# [Requirement]
Search the records that follow and extract every line containing the string "Mayn".

[Dataset items]
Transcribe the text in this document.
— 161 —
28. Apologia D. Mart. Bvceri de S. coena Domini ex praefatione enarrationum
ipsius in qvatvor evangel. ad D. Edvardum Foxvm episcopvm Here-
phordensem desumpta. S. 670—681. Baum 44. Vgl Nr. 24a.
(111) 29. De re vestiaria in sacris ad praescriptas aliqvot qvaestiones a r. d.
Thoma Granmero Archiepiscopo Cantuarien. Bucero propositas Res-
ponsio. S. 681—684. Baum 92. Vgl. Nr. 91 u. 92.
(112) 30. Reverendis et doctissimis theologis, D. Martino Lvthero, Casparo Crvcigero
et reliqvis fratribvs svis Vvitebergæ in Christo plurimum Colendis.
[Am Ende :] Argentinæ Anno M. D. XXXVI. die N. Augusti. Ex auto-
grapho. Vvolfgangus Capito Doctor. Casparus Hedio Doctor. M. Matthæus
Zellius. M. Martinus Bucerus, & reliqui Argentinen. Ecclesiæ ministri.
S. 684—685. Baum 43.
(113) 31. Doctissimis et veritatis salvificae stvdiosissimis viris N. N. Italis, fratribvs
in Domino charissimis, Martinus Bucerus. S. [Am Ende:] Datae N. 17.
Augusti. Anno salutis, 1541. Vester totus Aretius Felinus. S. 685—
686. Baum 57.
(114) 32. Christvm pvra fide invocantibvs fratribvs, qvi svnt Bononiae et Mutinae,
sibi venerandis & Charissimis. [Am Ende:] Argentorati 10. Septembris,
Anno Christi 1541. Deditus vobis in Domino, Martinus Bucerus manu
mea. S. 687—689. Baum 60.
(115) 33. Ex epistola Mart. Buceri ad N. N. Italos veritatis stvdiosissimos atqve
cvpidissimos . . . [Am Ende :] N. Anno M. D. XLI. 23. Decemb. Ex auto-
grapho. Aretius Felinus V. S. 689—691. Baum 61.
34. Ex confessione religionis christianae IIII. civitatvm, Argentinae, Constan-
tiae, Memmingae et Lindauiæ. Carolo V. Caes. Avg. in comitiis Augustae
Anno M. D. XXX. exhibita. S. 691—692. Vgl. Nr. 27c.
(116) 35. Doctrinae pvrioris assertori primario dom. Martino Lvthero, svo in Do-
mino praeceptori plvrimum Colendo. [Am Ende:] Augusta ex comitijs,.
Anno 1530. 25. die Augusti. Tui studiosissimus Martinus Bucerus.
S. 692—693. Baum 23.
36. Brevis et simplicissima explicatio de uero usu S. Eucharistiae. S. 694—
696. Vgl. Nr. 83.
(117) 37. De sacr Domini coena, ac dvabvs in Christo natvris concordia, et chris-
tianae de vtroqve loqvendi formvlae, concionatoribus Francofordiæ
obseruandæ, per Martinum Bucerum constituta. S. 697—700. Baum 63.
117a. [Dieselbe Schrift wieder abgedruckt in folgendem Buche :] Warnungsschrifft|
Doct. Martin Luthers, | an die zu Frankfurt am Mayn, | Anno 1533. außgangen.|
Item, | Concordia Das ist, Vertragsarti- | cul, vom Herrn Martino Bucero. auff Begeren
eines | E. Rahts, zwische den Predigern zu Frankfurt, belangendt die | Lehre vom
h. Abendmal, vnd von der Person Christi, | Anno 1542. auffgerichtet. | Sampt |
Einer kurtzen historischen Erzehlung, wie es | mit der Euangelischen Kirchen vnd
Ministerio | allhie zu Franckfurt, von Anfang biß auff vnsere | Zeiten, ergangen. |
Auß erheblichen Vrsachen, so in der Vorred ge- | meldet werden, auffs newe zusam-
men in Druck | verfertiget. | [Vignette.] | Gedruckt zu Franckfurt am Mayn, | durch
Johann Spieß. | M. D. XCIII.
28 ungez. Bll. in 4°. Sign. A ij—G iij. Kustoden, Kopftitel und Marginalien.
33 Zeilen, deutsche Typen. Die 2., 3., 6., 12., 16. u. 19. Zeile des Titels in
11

# [Full answer]
Doct. Martin Luthers, | an die zu Frankfurt am Mayn, | Anno 1533. außgangen.|
men in Druck | verfertiget. | [Vignette.] | Gedruckt zu Franckfurt am Mayn, | durch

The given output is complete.